→ TASK DIRECTIONS
In the entries below, find every line holding the string "casos" and collect it.

→ GIVEN DATA
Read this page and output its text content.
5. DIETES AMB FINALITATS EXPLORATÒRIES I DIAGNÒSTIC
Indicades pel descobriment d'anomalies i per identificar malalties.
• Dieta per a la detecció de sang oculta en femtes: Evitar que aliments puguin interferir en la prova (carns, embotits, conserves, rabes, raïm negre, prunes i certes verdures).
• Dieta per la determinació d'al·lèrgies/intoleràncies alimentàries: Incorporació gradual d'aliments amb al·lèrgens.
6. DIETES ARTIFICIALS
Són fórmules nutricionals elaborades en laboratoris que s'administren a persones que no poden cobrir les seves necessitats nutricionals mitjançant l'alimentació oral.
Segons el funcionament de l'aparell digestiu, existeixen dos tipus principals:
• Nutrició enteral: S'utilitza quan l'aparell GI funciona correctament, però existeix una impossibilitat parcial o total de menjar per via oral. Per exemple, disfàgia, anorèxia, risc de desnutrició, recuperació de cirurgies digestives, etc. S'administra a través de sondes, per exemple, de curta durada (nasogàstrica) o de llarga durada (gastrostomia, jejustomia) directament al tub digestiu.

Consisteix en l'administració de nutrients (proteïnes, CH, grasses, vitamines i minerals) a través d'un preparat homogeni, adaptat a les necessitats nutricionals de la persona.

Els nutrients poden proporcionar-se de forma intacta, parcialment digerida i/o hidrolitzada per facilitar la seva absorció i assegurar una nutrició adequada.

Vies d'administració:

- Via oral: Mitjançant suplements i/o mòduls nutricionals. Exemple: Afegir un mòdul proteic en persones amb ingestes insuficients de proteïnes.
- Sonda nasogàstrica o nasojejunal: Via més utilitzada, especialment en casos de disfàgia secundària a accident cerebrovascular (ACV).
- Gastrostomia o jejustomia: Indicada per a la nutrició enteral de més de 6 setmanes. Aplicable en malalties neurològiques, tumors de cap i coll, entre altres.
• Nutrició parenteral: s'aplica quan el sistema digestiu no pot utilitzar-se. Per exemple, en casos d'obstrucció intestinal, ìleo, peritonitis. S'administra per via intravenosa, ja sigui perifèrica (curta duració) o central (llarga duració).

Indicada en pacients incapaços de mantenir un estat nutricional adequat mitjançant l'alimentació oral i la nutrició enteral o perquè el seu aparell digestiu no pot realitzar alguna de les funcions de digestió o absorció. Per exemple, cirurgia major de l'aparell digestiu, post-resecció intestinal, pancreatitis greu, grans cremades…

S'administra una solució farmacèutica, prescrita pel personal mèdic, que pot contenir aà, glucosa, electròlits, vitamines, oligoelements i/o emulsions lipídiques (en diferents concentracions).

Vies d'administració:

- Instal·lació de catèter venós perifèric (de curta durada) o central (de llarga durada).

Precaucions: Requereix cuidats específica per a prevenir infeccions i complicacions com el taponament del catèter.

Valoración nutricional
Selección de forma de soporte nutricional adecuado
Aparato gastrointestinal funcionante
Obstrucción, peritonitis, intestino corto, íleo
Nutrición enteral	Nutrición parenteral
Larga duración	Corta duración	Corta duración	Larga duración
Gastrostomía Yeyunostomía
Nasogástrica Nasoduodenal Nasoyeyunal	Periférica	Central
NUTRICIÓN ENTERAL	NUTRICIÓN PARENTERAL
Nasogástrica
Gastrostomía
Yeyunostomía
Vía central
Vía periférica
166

→ SOLUTION TO THE EXERCISE
- Sonda nasogàstrica o nasojejunal: Via més utilitzada, especialment en casos de disfàgia secundària a accident cerebrovascular (ACV).
• Nutrició parenteral: s'aplica quan el sistema digestiu no pot utilitzar-se. Per exemple, en casos d'obstrucció intestinal, ìleo, peritonitis. S'administra per via intravenosa, ja sigui perifèrica (curta duració) o central (llarga duració).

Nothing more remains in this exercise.